* start *

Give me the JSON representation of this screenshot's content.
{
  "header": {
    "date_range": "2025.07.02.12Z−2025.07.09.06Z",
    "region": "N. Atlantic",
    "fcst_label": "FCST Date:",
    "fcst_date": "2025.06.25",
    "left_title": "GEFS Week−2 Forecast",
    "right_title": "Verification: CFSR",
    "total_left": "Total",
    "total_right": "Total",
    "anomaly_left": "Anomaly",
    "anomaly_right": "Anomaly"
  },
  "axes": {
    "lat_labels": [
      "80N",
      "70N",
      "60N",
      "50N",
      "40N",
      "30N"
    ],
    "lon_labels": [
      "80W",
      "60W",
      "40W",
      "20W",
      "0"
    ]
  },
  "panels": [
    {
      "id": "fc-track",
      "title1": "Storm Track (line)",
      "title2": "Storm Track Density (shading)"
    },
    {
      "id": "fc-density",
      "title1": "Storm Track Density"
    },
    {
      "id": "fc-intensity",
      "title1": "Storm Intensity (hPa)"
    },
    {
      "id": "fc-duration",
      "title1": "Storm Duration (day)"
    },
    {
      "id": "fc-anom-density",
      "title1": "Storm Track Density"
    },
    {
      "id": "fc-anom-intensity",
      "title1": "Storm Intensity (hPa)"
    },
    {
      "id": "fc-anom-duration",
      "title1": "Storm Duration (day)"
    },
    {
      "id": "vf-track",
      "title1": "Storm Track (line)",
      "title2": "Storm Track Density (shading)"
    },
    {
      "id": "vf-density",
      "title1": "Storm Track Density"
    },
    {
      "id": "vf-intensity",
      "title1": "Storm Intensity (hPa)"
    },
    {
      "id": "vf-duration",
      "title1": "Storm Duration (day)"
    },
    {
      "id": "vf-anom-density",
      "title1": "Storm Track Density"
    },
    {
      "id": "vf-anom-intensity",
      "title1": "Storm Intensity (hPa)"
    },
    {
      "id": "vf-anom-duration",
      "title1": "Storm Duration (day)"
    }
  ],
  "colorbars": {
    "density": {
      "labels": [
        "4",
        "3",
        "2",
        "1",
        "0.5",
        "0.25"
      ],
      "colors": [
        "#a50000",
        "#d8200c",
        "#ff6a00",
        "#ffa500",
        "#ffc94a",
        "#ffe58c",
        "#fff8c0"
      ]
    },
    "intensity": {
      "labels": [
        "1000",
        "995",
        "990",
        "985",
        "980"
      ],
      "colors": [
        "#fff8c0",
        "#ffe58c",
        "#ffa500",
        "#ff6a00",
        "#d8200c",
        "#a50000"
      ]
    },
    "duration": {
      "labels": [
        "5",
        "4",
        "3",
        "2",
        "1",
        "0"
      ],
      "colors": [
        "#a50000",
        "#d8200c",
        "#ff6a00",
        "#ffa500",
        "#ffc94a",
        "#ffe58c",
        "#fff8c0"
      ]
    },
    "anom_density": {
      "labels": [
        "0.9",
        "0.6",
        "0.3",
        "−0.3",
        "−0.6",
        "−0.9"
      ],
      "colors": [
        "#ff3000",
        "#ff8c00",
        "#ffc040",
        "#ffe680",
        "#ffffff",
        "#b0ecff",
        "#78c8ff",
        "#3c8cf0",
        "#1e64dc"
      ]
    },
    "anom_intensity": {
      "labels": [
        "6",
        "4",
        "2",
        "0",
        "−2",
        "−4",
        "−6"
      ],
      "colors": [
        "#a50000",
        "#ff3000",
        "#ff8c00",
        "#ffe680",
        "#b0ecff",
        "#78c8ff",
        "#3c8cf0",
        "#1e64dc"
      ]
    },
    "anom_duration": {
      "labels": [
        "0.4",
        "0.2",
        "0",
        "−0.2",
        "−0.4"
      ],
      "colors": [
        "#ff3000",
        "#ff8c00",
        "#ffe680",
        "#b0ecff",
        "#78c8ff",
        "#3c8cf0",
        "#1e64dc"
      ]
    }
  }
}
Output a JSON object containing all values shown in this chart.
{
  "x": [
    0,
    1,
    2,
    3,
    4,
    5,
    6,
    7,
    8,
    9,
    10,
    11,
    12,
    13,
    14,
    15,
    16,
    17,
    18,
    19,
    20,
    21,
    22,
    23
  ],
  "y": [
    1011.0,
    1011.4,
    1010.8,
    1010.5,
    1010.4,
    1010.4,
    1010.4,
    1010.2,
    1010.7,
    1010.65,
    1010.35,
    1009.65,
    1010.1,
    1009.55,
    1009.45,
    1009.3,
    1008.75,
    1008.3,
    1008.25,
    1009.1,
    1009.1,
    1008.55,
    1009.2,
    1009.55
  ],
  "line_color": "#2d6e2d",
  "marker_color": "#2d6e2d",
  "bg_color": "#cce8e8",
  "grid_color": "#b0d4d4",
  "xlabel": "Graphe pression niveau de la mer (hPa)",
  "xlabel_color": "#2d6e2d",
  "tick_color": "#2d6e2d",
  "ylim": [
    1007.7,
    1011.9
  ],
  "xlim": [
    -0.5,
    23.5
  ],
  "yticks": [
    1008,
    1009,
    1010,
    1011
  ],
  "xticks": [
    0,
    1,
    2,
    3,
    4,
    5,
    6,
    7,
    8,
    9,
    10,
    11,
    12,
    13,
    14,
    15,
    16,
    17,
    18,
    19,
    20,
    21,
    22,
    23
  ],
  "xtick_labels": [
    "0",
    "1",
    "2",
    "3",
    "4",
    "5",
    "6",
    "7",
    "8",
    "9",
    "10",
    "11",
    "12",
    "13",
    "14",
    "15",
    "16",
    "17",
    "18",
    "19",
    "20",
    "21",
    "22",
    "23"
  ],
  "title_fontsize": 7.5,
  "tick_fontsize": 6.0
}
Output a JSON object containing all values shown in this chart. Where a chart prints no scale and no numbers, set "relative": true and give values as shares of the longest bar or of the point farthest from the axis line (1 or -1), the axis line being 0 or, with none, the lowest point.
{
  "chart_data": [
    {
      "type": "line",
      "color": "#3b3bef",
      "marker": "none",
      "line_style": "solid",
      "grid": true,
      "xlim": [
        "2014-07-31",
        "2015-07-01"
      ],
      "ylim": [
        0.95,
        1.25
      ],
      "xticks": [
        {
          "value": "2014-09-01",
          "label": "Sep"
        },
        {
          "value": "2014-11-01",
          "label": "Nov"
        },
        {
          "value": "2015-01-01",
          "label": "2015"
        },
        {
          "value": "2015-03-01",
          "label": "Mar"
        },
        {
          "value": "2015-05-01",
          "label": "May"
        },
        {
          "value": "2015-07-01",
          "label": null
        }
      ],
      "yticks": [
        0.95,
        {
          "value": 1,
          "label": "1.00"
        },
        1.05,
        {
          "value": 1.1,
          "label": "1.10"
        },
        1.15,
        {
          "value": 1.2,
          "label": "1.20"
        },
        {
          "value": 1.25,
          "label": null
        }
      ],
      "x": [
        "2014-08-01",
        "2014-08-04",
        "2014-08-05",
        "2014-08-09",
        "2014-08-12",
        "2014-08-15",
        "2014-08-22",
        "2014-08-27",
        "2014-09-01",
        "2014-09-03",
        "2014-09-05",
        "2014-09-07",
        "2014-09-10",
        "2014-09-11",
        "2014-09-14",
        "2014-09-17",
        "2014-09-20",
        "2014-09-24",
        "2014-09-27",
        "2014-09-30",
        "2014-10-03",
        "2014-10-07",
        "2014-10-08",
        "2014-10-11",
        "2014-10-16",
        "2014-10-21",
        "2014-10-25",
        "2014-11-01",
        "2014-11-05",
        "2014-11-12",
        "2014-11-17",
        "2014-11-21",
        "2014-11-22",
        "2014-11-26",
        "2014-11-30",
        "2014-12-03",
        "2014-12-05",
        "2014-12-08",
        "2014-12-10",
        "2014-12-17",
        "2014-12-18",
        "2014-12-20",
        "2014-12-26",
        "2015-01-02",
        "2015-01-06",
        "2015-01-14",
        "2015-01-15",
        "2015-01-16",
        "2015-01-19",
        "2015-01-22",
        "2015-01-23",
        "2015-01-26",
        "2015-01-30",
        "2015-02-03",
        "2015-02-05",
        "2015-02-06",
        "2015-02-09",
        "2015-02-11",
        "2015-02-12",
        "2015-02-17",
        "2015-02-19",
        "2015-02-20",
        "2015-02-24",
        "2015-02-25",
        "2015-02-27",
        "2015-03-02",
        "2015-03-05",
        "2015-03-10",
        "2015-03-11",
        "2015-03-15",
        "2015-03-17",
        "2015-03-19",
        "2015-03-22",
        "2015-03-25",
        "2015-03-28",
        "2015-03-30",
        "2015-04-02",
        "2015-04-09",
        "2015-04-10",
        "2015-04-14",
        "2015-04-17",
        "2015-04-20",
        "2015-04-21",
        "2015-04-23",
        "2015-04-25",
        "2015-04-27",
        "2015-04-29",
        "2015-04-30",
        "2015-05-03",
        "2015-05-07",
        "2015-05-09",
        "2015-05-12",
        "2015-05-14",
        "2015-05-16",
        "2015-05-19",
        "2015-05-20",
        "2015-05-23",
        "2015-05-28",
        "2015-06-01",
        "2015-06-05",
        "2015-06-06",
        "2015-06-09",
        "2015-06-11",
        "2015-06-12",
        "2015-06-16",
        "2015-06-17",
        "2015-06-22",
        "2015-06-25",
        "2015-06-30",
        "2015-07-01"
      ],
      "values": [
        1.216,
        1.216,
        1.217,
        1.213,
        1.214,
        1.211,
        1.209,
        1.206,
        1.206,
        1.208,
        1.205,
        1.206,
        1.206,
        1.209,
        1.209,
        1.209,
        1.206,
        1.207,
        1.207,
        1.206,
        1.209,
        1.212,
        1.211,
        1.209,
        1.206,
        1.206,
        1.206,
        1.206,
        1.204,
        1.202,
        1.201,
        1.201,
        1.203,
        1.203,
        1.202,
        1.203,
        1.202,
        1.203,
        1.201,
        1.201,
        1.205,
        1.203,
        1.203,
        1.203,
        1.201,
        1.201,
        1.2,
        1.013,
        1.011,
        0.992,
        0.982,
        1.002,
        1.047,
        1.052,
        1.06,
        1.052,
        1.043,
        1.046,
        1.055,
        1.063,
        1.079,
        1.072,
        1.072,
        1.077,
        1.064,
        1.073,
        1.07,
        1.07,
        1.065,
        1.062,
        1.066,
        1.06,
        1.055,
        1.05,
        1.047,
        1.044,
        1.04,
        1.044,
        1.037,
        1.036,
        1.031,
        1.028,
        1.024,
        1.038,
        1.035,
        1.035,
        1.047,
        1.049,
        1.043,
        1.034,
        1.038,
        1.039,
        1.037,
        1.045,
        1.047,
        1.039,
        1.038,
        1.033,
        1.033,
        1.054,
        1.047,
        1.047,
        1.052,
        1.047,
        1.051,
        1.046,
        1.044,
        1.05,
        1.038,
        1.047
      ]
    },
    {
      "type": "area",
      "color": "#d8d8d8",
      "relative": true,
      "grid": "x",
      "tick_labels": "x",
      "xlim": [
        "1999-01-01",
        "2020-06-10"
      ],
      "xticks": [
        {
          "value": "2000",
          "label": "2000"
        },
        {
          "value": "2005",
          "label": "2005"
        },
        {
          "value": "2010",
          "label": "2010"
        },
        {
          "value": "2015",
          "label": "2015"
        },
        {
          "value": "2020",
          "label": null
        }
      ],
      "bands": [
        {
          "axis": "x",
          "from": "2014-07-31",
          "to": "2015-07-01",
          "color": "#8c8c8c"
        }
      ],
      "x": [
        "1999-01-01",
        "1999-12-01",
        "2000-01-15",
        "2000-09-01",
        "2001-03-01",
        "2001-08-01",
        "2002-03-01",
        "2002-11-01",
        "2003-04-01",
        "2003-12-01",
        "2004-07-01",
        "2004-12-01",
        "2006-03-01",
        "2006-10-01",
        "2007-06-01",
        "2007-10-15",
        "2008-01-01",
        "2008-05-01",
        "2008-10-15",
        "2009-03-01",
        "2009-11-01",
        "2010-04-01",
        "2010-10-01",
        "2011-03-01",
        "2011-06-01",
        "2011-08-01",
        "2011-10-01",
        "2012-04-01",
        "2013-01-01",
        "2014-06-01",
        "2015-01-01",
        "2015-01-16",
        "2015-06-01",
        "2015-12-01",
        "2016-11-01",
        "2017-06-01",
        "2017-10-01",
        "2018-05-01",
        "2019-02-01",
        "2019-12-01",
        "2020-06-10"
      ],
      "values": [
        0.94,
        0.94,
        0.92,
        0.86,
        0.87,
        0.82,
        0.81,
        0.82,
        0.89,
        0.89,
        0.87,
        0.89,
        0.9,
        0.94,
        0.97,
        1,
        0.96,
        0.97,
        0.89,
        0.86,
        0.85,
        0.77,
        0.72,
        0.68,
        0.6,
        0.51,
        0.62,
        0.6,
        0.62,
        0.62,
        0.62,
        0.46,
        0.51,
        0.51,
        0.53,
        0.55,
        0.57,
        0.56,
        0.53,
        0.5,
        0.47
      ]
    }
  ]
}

* end *

- **EXERCISE TASK**:
Copy out every line from the records that has the word "this".

- **WRITTEN SOLUTION**:
Give me the JSON representation of this screenshot's content.
Output a JSON object containing all values shown in this chart.
Output a JSON object containing all values shown in this chart. Where a chart prints no scale and no numbers, set "relative": true and give values as shares of the longest bar or of the point farthest from the axis line (1 or -1), the axis line being 0 or, with none, the lowest point.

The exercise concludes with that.